Clint Eastwood, a sus 78 años, sigue negándose a quedarse sentado en el porche de su casa a beber cerveza, y tras la muy deficiente ‘El Intercambio’, en la que pudimos ver llorando a Angelina Jolie casi ininterrumpidamente durante dos horas, nos propone ahora una película pretendidamente pequeña en la que la acción transcurre básicamente en una sola calle, o en cualquier caso, en un solo barrio. Con la escopeta siempre a mano, Walt Kowalski desprende un aroma de justiciero de western, género en el que pocos discuten lo bien que Clint Eastwood se desenvuelve (‘Sin perdón’ ganó el Oscar a la Mejor Película), que sin embargo, en este drama -salpicado con algunos sketches de humor bastante discutibles dentro del tono general (la secuencia de la lección de masculinidad de la barbería)- resulta algo estridente.


En definitiva, ‘Gran Torino’ es una cinta en la que, como espectadores, es imposible librarse de la sensación de subestimación a la que nos vuelve a condenar Eastwood subrayando y remarcando hasta la saciedad los aspectos que le resultan interesantes y, sobre todo, tirando de un guión demasiado explicativo que “mastica” en demasía el contenido. Teniendo en cuenta que la película tampoco tiene ningún tipo de aspiraciones estéticas, apenas usa música ni es virtuosa en su realización, puede decirse que Clint se lo juega todo con su personaje, con el que, según ha comentado en entrevistas, dice identificarse. Pero, en este caso, pierde la partida tratando de crear un falso mártir dentro de una parábola al más puro estilo bíblico en la que el tardío arrepentimiento parece ser suficiente motivo para ponernos de lado de un viejo amargado que duerme con la escopeta cerca por si tiene que cazar a algún enemigo de la patria. Sin embargo, Clint se delata al dejar de lado de cualquier tratamiento serio y alejado de los estereotipos a la comunidad inmigrante que, en gran medida, es responsable de que Estados Unidos siga funcionando.

"Esto ya no es lo que era", de Alfonso Sánchez

"A ladrillazo limpio"



Dos jóvenes con apariencia de ‘chicos malos’ de barrio bajo, ‘El Cabeza’ y ‘El Culebra’, dialogan sobre los aspectos que les resultan preocupantes de la sociedad en la que viven: el desempleo, las nuevas formas de ocio de los niños (“ya no hay niños jugando por la calle”), la inmigración, el boom inmobiliario, la delincuencia callejera o la pérdida de los referentes para las nuevas generaciones.

ORDEN DE TRABAJO 1 :: ¿Coinciden con la crítica de cine de arriba estas afirmaciones? (a) Clint Eastwood tiene 78 años. (b) ‘Gran Torino’ usa mucha música. (c) ‘Sin perdón’ ganó el Oscar a la Mejor Película. Responda sí o no a cada una y cite textualmente las palabras de la crítica que lo deciden.
ORDEN DE TRABAJO 2 :: ¿Qué aspectos preocupantes de la sociedad comentan ‘El Cabeza’ y ‘El Culebra’ según la crítica de cine de arriba? Enumérelos todos.

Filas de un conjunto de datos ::
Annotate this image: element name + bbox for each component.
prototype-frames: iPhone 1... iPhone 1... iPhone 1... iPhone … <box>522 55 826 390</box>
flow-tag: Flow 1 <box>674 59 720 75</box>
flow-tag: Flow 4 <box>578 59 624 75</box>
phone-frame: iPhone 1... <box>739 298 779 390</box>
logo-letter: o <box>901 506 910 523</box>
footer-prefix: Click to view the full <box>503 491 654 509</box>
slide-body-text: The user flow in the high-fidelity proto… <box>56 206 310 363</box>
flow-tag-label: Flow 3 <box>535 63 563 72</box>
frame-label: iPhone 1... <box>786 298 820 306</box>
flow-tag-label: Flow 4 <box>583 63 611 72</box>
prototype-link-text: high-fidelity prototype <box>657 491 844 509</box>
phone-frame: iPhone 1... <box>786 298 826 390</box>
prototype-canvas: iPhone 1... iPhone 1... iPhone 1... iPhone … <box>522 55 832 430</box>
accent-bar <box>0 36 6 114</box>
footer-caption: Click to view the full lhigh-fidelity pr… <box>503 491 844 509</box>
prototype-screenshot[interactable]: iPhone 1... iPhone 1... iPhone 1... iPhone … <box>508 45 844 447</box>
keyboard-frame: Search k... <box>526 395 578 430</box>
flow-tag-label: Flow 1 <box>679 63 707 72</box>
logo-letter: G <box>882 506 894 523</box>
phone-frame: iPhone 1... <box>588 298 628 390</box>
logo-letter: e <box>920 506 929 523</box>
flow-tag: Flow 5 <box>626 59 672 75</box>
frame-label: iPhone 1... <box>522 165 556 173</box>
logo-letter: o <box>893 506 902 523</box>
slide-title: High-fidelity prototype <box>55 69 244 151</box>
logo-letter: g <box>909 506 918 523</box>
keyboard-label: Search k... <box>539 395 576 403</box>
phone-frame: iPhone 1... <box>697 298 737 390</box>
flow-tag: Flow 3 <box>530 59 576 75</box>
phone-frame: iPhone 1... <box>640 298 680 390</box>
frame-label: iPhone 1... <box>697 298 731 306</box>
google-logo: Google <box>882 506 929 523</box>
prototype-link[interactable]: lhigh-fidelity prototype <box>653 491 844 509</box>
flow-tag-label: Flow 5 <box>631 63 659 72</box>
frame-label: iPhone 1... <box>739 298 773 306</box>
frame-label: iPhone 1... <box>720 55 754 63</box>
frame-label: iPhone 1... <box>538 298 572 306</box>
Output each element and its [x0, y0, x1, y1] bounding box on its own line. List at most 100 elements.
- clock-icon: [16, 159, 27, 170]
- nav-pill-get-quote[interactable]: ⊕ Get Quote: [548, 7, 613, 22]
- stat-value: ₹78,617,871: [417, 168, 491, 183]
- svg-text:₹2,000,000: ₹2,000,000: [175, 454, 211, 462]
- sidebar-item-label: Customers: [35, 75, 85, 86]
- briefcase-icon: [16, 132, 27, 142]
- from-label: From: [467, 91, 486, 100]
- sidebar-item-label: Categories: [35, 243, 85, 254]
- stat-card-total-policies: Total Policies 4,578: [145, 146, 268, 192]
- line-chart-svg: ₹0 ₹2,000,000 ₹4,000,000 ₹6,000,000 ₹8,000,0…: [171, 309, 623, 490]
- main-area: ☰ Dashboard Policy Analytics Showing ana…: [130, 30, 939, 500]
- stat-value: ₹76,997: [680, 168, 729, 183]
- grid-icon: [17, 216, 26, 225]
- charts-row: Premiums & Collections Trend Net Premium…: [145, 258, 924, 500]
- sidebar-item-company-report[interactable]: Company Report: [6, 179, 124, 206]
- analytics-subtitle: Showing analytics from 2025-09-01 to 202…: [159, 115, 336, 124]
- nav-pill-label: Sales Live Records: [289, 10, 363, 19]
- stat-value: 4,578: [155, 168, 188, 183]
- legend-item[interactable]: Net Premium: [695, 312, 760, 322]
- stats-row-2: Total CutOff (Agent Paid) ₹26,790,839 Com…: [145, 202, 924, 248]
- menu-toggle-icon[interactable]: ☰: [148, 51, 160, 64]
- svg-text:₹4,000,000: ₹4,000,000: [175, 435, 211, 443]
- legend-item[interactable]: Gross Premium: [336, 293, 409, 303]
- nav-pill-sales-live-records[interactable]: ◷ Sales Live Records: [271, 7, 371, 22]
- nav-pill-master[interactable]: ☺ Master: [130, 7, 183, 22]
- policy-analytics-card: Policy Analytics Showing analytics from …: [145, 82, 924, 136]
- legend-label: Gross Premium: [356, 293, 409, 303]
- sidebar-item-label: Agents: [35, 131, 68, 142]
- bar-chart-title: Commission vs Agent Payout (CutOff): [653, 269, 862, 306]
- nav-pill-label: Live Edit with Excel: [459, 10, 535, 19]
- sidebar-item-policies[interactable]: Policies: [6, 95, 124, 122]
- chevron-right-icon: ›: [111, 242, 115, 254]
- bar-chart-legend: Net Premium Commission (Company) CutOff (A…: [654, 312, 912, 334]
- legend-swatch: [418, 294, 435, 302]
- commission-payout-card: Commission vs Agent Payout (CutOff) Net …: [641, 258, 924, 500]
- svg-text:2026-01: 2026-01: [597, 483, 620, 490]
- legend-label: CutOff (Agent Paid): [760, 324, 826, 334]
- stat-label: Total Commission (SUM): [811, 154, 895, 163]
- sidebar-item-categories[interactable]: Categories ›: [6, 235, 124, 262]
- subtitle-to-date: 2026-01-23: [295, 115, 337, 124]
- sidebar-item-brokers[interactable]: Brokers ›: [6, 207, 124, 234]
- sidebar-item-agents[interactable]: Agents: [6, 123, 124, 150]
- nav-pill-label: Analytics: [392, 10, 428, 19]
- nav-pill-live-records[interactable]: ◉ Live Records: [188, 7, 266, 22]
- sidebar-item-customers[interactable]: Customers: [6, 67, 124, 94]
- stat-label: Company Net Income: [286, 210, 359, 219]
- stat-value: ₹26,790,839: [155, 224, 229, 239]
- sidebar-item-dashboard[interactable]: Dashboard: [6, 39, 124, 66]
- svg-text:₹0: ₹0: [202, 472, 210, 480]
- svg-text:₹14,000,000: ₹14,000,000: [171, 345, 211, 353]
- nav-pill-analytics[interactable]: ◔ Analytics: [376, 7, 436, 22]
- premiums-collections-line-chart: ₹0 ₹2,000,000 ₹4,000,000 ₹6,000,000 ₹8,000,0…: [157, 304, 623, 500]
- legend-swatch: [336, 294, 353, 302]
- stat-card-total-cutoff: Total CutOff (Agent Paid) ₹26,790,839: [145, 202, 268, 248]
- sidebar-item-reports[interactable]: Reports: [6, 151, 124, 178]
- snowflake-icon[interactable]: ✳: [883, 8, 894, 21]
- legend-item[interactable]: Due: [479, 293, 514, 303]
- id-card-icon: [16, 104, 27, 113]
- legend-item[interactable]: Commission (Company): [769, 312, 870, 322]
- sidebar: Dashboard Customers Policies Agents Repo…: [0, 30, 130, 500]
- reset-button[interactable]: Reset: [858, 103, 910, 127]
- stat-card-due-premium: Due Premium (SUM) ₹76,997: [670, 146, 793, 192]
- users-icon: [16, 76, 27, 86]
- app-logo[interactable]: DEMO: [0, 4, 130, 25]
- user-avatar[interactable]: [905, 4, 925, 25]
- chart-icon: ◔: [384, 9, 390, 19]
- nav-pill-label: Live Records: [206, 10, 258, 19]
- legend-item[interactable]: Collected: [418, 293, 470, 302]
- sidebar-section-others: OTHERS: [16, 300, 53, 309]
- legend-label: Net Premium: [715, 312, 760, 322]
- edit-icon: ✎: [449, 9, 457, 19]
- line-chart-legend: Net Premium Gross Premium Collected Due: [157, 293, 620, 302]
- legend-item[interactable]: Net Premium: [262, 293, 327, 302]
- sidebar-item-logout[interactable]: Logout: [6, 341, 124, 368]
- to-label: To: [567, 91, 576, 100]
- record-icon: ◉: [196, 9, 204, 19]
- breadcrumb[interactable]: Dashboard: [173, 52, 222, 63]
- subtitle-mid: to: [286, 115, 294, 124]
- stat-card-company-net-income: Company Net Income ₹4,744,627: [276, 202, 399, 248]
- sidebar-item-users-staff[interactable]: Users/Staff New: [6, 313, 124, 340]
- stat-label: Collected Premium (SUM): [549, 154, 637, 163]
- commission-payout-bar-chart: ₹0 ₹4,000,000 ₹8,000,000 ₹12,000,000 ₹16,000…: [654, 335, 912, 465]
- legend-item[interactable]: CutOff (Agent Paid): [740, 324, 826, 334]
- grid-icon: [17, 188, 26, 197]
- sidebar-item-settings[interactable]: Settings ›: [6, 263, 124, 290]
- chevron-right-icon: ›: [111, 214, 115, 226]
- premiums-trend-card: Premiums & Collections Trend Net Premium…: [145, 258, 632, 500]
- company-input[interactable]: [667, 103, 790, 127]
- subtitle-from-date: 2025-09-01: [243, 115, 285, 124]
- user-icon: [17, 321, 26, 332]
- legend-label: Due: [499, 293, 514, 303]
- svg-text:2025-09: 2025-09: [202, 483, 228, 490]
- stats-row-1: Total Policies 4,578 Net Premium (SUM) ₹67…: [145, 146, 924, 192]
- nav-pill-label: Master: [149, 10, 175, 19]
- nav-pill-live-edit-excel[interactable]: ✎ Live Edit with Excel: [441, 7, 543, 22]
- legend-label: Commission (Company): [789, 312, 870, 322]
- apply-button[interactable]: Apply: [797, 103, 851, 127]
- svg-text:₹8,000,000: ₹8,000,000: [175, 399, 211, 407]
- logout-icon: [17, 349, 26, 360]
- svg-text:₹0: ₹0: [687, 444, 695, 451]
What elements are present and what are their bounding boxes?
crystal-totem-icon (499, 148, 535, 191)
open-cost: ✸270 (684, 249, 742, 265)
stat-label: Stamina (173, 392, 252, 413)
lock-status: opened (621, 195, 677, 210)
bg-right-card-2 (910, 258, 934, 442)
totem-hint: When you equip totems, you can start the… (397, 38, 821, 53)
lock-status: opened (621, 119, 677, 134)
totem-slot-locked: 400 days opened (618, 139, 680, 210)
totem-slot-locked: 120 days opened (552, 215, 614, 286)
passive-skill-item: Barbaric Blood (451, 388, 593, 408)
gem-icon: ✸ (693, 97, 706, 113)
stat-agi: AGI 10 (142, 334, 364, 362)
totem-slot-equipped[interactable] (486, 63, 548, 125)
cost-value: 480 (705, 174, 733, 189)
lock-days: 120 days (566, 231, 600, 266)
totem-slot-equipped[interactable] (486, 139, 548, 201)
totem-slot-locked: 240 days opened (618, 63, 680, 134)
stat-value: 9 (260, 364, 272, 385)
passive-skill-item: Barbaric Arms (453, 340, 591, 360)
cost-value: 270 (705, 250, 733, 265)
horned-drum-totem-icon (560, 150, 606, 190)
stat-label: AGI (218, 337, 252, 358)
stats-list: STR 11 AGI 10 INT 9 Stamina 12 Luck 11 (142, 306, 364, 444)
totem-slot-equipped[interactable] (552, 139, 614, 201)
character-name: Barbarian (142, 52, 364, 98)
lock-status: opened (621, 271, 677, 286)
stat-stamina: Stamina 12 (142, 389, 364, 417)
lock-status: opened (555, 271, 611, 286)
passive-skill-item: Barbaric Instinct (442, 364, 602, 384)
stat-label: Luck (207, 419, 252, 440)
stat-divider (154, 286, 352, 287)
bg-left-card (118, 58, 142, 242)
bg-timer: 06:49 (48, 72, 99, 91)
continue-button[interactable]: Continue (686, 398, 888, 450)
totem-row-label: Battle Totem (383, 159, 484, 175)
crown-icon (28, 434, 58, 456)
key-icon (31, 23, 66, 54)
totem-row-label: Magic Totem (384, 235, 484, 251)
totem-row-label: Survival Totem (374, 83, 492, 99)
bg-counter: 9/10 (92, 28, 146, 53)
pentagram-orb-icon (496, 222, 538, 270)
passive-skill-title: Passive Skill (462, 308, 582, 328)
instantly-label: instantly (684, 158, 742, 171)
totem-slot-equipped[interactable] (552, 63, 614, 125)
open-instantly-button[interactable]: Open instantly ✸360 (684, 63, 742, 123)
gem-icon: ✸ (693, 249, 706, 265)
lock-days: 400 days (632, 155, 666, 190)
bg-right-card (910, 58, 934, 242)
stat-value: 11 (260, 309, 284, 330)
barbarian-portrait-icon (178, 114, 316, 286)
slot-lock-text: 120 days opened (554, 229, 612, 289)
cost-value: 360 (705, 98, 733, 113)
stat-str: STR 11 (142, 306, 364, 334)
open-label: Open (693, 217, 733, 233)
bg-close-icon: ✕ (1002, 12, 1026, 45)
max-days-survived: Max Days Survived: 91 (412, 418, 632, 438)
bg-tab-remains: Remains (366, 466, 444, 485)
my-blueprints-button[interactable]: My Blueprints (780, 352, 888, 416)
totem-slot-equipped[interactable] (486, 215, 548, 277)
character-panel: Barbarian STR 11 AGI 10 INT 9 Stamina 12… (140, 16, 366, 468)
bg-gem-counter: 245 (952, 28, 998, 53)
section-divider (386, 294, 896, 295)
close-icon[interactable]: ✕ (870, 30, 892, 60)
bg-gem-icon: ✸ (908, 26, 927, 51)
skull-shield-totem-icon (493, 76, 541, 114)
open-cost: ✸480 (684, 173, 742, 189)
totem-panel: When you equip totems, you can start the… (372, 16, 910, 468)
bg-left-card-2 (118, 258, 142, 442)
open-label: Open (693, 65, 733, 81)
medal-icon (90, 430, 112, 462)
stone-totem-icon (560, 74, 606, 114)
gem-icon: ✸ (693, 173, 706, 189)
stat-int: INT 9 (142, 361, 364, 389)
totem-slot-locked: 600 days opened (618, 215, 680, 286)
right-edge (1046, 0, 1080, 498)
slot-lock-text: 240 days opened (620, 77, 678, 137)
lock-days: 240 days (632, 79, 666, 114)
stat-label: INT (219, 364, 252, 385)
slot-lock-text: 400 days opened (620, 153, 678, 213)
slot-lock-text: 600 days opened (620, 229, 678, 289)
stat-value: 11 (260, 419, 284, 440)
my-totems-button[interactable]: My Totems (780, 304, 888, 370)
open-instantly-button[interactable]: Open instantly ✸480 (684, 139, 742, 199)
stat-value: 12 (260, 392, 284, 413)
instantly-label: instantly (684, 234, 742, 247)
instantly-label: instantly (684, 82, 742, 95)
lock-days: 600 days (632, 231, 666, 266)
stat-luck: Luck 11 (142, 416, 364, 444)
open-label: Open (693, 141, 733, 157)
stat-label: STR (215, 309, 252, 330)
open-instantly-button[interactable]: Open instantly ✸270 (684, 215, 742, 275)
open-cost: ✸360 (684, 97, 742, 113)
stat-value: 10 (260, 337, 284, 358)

RESPUESTA ESCRITA 1 ::
(a) Sí: «Clint Eastwood, a sus 78 años».
(b) No: «apenas usa música».
(c) Sí: «‘Sin perdón’ ganó el Oscar a la Mejor Película».

RESPUESTA ESCRITA 2 ::
- el desempleo
- las nuevas formas de ocio de los niños
- la inmigración
- el boom inmobiliario
- la delincuencia callejera
- la pérdida de los referentes para las nuevas generaciones